Bildung ist der wichtigste Rohstoff der Schweiz. Wir haben ein ausgezeichnetes Bildungssystem, exzellente Hochschulen und hervorragende Berufsbildungsmöglichkeiten.

Wir müssen aber dafür besorgt sein, diesen guten Stand zu halten. Während gewisse Strömungen versuchen, unser Schulsystem anzugreifen und ins bildungspolitische Mittelalter zurück zu katapultieren,  stehe ich für ein modernes Schulsystem ein.

Kinder sollen spielerisch möglichst früh gefördert werden. Denn Kind sein und gefördert werden, stehen keineswegs im Widerspruch. Kinder mit Sprachschwierigkeiten müssen besonders gefördert werden, damit sie in der Schule optimal mitkommen.

Die Volksschule muss die Kinder individuell fördern und schwache Schülerinnen und Schüler auffangen. Denn gute Schulbildung und Zukunftsperspektiven sind die wirkungsvollsten Mittel gegen Jugendgewalt, Arbeitslosigkeit und Sozialausgaben.

**ROHDATEN**
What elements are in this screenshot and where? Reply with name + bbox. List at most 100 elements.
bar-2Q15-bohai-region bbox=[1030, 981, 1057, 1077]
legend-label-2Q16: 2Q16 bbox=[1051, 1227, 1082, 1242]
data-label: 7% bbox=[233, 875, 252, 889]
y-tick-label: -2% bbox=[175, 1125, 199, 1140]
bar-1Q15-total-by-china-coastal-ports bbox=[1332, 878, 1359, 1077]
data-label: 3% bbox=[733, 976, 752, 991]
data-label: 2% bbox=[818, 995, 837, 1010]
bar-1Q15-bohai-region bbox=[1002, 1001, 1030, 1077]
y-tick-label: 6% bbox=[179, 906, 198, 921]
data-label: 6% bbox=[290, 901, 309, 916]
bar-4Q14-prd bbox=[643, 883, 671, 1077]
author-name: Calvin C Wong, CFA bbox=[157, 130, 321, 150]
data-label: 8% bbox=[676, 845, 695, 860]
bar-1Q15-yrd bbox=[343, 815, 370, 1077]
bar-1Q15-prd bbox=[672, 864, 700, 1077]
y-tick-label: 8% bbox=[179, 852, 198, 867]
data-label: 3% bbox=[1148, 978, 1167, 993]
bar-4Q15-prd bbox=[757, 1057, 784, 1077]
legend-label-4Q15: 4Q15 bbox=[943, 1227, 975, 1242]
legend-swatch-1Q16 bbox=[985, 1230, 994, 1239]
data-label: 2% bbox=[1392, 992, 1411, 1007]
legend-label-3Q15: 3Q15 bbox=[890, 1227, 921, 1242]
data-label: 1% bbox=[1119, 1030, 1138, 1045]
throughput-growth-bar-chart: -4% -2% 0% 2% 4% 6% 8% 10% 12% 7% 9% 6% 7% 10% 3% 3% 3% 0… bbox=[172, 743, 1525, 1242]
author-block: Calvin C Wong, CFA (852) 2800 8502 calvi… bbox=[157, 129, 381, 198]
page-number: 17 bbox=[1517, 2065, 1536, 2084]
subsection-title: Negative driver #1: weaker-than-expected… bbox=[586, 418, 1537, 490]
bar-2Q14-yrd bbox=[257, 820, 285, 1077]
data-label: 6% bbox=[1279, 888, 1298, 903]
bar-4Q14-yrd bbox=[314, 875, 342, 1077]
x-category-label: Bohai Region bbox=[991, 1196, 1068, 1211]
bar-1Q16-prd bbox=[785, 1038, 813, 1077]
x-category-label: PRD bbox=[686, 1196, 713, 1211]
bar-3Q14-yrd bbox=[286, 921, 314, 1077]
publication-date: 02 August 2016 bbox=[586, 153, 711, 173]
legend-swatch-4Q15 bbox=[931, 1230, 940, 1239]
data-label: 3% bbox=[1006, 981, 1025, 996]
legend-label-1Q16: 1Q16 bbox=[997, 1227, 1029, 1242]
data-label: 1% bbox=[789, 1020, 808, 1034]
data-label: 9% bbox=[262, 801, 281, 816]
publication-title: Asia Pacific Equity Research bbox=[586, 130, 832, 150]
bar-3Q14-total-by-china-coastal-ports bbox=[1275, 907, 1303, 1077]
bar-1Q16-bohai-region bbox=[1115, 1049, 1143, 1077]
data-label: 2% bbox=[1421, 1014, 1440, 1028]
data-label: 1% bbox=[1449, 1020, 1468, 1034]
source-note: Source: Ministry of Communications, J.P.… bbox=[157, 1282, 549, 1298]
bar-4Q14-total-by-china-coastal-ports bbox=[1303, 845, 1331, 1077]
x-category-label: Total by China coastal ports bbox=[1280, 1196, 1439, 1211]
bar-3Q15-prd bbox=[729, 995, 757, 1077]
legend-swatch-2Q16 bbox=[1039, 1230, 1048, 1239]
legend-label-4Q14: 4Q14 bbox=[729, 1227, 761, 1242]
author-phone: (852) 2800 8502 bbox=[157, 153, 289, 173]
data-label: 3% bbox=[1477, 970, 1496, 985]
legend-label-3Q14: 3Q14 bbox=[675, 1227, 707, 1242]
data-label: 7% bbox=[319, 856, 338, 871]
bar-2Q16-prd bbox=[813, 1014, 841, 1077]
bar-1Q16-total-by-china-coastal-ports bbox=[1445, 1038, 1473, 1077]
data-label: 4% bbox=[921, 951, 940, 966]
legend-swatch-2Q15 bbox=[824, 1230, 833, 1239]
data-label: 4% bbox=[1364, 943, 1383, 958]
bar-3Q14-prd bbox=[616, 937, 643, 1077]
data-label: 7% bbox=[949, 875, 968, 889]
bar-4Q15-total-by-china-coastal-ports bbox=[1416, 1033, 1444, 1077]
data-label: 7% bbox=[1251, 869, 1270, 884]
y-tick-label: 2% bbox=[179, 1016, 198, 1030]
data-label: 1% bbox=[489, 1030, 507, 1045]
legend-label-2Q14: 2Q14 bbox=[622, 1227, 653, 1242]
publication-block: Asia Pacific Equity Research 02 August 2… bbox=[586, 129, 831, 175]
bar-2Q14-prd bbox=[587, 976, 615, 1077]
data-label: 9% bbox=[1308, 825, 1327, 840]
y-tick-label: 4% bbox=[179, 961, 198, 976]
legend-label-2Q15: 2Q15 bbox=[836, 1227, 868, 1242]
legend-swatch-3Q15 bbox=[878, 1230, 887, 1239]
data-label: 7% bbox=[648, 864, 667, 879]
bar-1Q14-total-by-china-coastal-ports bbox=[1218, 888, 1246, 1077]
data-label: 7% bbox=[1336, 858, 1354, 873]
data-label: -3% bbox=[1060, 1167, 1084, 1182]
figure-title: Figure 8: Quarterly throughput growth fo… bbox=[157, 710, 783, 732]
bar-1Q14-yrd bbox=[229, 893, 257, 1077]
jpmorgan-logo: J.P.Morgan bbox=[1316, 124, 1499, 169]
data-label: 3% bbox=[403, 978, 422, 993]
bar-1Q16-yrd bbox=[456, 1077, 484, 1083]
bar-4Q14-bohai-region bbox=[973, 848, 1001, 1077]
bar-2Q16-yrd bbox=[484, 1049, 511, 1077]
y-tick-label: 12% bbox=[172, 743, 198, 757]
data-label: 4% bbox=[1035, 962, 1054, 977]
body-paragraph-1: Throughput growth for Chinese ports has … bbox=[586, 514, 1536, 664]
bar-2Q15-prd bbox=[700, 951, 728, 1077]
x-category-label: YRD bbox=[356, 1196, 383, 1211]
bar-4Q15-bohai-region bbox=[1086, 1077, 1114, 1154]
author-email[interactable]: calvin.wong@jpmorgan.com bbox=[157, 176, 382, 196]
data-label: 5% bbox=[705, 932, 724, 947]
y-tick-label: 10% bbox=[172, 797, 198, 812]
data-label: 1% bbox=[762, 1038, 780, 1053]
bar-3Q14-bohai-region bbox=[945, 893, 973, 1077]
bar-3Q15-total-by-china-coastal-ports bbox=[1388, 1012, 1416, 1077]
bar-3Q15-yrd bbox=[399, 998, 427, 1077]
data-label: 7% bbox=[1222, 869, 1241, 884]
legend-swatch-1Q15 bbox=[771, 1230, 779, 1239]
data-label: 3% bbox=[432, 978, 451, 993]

**AUFGABE 1**
Übersetze den Satz „Denn Kind sein und gefördert werden, stehen keineswegs im Widerspruch.“ aus dem Text über Bildung ins Englische.
**AUFGABE 2**
Gib für jede der folgenden Aussagen an, ob sie mit dem Text über Bildung übereinstimmt, und belege deine Antwort mit einem wörtlichen Zitat. (a) Bildung wird als der wichtigste Rohstoff der Schweiz bezeichnet. (b) Kinder sollen erst ab dem Schuleintritt gefördert werden. (c) Gute Schulbildung wird als Mittel gegen Arbeitslosigkeit genannt.
**AUFGABE 3**
Zähle alles auf, wogegen gute Schulbildung und Zukunftsperspektiven laut dem Text über Bildung die wirkungsvollsten Mittel sind.
Die Datensätze stammen aus einer anderen Quelle.

**ANTWORTBEREICH 1**
For being a child and being supported are by no means in contradiction.

**ANTWORTBEREICH 2**
(a) Ja: „Bildung ist der wichtigste Rohstoff der Schweiz.“
(b) Nein: „Kinder sollen spielerisch möglichst früh gefördert werden.“
(c) Ja: „gute Schulbildung und Zukunftsperspektiven sind die wirkungsvollsten Mittel gegen Jugendgewalt, Arbeitslosigkeit und Sozialausgaben“

**ANTWORTBEREICH 3**
Jugendgewalt, Arbeitslosigkeit, Sozialausgaben